Перепишите исходный документ целиком, слово в слово и со всеми знаками препинания.

#### [ИСХОДНЫЙ ДОКУМЕНТ]
____
Эти попытки имели не только литературные последствия, но и, так сказать, партийно-организационные (помните название известной работы – «Партийная организация и партийная литература»?). Нет, не о санкциях со стороны КПСС идёт речь. А о том, что И. Виноградов был «новомировец», а В. Чалмаев – «молодогвардеец». За первым стояли «либералы», усилиями которых статья была рассыпана в журнале «Вопросы философии», а за вторым – «почвенники». Их стараниями текст в журнале «Дон» «располовинили, опубликовав только виноградовскую часть». Это имело «следствием нечто вроде бойкота моей персоны со стороны московских либералов, – вспоминает автор, – длилась эта история недолго, но стала для меня ярчайшим эмоциональным событием».
____
#### [СОДЕРЖИМОЕ НАБОРА ДАННЫХ]
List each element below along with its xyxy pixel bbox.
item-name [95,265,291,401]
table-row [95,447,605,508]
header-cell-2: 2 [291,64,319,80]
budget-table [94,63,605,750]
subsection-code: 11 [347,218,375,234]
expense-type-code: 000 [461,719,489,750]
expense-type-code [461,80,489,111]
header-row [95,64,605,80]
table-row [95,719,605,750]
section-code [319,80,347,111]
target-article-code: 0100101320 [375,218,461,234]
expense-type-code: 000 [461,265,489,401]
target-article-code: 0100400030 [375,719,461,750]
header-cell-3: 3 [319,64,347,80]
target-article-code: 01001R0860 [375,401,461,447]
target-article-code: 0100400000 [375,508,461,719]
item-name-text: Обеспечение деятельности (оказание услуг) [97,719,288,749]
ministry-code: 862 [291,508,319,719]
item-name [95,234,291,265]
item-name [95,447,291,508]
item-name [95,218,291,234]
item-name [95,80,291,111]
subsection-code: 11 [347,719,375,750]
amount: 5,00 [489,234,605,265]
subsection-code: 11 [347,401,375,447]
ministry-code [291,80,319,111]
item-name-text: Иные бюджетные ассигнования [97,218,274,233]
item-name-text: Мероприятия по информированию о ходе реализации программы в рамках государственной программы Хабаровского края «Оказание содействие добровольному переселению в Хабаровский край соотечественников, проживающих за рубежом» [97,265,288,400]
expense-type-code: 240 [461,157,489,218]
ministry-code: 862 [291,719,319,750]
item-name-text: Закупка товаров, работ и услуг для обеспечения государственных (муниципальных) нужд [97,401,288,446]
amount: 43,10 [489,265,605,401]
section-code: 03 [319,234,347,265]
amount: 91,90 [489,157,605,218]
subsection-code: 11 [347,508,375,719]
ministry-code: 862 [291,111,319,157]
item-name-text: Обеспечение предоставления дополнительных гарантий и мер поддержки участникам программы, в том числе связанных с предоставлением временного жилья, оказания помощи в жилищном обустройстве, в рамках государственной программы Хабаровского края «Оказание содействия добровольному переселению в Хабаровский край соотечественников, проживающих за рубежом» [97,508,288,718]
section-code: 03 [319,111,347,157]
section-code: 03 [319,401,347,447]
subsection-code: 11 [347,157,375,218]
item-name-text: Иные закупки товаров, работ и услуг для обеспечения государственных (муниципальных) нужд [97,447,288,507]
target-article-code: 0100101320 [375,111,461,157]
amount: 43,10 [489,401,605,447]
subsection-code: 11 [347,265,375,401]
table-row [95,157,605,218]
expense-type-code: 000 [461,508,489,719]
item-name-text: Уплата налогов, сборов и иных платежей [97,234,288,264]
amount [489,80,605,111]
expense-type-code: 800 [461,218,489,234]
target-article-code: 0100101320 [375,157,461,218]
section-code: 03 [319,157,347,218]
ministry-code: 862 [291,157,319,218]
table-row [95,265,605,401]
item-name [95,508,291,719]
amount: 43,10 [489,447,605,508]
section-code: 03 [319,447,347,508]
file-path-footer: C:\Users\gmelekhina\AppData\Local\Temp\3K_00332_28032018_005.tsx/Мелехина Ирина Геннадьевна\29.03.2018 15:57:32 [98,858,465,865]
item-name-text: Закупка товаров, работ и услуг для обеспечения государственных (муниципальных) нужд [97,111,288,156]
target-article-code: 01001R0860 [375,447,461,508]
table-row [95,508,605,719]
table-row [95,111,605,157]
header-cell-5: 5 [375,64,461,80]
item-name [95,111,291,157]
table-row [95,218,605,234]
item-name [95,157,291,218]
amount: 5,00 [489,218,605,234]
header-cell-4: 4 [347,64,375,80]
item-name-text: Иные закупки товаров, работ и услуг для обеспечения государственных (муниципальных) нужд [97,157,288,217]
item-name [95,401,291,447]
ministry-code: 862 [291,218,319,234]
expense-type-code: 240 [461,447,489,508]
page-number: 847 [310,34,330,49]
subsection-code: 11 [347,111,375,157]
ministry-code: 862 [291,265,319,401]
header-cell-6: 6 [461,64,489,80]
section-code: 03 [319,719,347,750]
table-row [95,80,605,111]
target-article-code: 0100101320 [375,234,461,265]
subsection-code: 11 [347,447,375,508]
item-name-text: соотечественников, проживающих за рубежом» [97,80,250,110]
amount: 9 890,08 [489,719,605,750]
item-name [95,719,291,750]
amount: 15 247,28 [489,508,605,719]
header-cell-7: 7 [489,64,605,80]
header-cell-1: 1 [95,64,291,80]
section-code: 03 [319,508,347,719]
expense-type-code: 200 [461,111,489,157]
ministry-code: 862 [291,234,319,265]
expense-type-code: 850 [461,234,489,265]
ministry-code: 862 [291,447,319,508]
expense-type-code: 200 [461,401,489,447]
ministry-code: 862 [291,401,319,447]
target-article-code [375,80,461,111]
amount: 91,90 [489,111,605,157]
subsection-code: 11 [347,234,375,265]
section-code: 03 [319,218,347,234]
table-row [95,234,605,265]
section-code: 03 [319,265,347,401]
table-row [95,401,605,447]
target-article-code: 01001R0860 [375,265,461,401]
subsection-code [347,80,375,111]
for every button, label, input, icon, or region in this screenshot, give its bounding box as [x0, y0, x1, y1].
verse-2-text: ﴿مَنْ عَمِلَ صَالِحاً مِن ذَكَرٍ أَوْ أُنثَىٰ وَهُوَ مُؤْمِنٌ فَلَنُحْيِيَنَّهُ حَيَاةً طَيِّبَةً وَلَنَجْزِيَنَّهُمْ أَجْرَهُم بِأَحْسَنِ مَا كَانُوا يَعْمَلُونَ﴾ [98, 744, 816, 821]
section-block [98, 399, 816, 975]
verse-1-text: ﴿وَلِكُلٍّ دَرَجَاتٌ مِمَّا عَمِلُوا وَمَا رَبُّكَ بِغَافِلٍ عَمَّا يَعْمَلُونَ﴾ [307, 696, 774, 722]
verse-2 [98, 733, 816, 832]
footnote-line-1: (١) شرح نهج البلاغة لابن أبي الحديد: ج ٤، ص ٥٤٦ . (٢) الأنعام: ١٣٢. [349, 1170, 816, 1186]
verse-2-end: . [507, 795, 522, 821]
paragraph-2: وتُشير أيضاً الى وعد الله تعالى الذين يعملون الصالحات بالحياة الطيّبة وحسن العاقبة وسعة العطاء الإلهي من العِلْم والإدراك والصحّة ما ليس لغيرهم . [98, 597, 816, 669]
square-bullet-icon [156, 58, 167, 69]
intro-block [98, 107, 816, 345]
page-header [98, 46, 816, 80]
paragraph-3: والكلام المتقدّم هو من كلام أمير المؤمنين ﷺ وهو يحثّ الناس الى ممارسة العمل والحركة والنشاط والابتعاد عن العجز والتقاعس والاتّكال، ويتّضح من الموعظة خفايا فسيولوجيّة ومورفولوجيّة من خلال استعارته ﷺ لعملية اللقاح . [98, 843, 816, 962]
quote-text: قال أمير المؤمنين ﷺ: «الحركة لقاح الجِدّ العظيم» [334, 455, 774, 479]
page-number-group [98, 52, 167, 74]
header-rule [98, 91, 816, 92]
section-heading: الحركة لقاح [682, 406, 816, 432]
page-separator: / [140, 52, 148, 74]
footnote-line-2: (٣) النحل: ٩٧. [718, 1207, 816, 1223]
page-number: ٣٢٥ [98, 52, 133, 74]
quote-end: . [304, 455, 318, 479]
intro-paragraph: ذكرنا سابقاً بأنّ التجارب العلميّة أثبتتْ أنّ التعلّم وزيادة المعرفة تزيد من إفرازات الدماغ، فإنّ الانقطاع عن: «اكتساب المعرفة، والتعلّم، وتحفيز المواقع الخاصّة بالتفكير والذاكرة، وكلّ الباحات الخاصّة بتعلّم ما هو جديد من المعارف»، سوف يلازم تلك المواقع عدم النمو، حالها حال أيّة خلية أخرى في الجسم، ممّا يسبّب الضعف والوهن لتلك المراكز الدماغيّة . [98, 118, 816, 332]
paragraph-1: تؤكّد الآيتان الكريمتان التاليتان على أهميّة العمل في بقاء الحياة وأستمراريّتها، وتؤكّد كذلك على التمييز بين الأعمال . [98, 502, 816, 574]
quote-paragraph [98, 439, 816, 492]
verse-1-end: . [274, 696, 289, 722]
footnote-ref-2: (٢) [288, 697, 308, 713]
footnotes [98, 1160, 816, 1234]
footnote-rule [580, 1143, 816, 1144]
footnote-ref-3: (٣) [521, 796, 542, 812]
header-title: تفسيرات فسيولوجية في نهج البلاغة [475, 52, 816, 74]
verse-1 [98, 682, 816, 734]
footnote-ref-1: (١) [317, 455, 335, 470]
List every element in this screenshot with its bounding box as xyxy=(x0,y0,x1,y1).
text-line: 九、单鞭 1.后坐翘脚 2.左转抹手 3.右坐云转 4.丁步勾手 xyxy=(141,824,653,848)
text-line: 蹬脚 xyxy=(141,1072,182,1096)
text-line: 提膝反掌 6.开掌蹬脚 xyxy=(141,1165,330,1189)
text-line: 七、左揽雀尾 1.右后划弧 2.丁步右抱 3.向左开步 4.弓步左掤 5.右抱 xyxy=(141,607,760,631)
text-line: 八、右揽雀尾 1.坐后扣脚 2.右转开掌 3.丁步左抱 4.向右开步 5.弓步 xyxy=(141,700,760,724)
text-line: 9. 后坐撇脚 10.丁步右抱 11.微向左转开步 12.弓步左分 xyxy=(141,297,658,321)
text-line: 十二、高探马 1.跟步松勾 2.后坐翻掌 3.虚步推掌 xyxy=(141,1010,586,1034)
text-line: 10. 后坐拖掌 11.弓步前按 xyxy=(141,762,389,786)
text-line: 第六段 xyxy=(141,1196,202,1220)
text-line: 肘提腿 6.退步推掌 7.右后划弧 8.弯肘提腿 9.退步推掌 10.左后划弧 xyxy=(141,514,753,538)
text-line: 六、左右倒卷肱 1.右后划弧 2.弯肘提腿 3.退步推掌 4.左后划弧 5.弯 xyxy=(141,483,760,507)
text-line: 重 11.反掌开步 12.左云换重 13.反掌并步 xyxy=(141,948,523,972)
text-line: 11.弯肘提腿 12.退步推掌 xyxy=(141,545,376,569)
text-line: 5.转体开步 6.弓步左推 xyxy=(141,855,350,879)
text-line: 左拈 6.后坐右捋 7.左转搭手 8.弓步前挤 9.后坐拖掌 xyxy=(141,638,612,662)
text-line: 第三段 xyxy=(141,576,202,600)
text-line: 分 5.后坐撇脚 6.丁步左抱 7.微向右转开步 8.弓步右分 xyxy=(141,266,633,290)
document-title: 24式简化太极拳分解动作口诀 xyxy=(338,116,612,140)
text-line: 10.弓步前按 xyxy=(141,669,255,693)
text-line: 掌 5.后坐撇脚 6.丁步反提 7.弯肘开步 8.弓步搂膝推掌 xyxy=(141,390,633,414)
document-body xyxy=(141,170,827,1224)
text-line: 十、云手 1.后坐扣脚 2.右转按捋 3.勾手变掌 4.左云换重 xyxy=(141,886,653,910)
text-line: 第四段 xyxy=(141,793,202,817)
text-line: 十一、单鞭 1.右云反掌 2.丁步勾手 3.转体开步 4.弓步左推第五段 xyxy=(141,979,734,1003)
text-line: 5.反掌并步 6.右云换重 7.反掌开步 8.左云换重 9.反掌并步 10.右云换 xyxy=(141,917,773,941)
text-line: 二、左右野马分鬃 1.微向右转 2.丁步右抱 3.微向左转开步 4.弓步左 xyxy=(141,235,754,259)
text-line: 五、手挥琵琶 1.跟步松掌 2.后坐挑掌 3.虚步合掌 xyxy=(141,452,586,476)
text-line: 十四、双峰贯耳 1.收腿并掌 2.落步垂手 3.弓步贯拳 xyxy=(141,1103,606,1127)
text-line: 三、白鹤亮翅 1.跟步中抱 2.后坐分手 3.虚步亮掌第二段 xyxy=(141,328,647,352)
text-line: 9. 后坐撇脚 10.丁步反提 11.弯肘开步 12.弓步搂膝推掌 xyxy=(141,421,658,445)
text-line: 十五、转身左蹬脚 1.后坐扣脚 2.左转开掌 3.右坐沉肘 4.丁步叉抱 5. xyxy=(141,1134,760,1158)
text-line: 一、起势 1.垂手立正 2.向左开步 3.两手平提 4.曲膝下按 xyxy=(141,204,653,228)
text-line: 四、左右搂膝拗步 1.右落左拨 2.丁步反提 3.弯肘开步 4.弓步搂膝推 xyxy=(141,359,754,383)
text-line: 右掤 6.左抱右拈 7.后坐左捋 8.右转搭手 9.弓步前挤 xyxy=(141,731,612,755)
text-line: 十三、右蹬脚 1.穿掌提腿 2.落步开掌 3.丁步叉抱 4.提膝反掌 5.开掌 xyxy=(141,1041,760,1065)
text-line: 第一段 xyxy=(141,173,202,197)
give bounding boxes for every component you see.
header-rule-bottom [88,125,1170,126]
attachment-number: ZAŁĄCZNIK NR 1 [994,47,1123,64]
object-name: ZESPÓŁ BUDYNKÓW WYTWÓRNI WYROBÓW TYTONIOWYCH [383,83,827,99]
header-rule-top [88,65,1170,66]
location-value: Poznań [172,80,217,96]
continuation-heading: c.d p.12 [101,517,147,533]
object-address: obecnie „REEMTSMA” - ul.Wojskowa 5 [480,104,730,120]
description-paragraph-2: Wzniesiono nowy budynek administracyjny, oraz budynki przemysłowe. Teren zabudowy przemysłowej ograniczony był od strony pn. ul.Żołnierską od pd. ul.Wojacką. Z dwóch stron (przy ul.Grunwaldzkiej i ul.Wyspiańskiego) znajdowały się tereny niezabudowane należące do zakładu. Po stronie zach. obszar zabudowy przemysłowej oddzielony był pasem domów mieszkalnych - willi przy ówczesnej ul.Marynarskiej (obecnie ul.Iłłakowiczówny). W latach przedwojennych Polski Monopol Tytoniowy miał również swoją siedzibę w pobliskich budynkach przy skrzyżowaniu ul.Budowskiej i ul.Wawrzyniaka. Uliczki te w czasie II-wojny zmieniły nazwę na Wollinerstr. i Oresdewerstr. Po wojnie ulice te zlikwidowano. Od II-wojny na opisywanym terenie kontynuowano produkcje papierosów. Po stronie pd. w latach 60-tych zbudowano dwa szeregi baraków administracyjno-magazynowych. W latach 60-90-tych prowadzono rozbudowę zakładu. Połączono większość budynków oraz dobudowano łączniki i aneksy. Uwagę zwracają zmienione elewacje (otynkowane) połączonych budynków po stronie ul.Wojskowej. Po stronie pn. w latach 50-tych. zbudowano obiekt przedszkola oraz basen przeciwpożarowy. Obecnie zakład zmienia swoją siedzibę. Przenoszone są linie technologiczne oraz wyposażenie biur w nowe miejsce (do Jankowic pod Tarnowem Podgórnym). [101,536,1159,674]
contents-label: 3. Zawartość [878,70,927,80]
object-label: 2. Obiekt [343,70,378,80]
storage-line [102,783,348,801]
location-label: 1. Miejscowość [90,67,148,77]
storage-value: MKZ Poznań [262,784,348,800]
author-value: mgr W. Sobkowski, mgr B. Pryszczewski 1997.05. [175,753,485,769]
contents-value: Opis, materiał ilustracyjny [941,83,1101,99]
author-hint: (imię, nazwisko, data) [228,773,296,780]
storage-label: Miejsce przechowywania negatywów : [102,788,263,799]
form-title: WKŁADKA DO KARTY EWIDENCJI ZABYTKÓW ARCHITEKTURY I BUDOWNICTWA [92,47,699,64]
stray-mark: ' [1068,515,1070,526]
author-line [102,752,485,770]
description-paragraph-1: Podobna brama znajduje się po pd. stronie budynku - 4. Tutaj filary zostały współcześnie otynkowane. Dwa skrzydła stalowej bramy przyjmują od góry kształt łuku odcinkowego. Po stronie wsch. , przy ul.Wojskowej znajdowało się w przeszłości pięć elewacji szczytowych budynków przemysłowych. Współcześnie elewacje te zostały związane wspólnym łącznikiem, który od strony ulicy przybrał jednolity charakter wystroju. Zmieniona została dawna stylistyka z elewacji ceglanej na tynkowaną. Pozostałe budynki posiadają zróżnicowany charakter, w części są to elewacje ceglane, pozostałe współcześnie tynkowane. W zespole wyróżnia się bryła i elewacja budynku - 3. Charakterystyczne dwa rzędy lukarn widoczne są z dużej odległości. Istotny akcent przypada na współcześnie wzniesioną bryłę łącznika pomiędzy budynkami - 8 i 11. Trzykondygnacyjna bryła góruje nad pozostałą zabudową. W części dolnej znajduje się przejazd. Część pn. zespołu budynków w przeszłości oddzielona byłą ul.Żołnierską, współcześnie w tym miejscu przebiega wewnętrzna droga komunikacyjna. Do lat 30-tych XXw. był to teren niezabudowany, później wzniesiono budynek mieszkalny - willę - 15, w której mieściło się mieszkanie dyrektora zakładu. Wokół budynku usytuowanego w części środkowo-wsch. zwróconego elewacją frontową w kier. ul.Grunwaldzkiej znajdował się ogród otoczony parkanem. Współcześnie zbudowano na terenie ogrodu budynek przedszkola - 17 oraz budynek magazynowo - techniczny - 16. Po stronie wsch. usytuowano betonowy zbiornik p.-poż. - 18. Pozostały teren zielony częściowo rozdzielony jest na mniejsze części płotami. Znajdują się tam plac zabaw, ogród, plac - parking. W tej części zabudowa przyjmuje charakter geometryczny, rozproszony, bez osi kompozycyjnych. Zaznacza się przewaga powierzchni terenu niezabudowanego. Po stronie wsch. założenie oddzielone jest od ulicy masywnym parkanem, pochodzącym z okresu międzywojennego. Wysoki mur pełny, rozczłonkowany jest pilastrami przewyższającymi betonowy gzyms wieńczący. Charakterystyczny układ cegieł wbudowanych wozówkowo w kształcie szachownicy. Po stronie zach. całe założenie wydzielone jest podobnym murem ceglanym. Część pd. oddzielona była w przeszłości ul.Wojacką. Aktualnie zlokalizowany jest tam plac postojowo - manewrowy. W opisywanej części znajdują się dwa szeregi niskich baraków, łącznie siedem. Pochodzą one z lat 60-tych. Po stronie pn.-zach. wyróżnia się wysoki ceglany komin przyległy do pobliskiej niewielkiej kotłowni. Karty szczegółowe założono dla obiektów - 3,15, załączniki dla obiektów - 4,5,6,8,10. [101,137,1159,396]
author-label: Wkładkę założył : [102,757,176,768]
____
#### [РЕШЕНИЕ ЗАДАЧИ]
Эти попытки имели не только литературные последствия, но и, так сказать, партийно-организационные (помните название известной работы – «Партийная организация и партийная литература»?). Нет, не о санкциях со стороны КПСС идёт речь. А о том, что И. Виноградов был «новомировец», а В. Чалмаев – «молодогвардеец». За первым стояли «либералы», усилиями которых статья была рассыпана в журнале «Вопросы философии», а за вторым – «почвенники». Их стараниями текст в журнале «Дон» «располовинили, опубликовав только виноградовскую часть». Это имело «следствием нечто вроде бойкота моей персоны со стороны московских либералов, – вспоминает автор, – длилась эта история недолго, но стала для меня ярчайшим эмоциональным событием».